Requirements:
Filter for the word "limning" and keep each matching line.

Data shown:
------------
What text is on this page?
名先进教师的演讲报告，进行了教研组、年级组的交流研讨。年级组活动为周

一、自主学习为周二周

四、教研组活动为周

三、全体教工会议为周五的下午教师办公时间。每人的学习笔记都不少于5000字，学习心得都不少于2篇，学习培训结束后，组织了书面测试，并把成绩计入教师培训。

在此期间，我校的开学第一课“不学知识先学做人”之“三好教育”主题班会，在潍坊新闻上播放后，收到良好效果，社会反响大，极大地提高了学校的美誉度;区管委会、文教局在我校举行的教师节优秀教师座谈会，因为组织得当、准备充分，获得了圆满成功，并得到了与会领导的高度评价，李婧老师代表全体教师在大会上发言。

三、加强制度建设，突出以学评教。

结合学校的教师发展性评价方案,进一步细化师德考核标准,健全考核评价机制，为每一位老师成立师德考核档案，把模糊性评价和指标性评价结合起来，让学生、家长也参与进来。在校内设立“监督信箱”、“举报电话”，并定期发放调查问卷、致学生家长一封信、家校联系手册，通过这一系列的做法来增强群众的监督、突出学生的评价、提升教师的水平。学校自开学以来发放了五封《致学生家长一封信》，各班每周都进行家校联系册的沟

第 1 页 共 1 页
------------
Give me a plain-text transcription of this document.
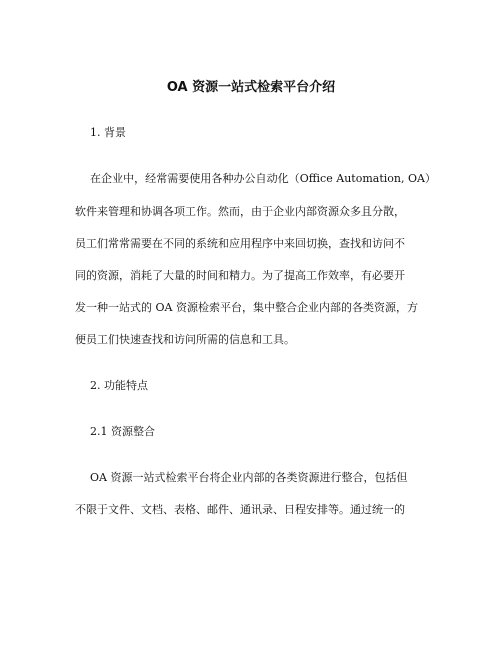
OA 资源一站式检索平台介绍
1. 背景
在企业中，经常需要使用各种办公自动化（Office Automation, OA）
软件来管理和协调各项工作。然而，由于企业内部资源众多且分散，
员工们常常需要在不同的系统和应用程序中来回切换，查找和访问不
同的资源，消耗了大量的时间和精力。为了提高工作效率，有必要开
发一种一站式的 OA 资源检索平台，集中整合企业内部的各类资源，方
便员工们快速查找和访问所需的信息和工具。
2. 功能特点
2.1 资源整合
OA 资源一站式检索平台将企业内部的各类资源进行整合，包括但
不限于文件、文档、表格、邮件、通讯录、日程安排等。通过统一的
------------
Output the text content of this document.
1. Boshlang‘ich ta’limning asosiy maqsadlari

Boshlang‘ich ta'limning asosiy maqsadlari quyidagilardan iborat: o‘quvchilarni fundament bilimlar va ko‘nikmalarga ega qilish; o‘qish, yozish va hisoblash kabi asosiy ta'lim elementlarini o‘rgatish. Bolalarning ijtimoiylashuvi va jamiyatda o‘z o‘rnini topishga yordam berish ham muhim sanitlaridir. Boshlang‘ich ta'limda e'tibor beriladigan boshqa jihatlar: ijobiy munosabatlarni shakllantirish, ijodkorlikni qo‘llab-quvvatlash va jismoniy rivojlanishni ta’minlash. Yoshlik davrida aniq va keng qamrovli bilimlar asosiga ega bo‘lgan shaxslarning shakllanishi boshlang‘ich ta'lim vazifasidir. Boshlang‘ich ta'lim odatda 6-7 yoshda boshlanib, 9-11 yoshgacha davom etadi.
------------
Full solution:
1. Boshlang‘ich ta’limning asosiy maqsadlari
Boshlang‘ich ta'limning asosiy maqsadlari quyidagilardan iborat: o‘quvchilarni fundament bilimlar va ko‘nikmalarga ega qilish; o‘qish, yozish va hisoblash kabi asosiy ta'lim elementlarini o‘rgatish. Bolalarning ijtimoiylashuvi va jamiyatda o‘z o‘rnini topishga yordam berish ham muhim sanitlaridir. Boshlang‘ich ta'limda e'tibor beriladigan boshqa jihatlar: ijobiy munosabatlarni shakllantirish, ijodkorlikni qo‘llab-quvvatlash va jismoniy rivojlanishni ta’minlash. Yoshlik davrida aniq va keng qamrovli bilimlar asosiga ega bo‘lgan shaxslarning shakllanishi boshlang‘ich ta'lim vazifasidir. Boshlang‘ich ta'lim odatda 6-7 yoshda boshlanib, 9-11 yoshgacha davom etadi.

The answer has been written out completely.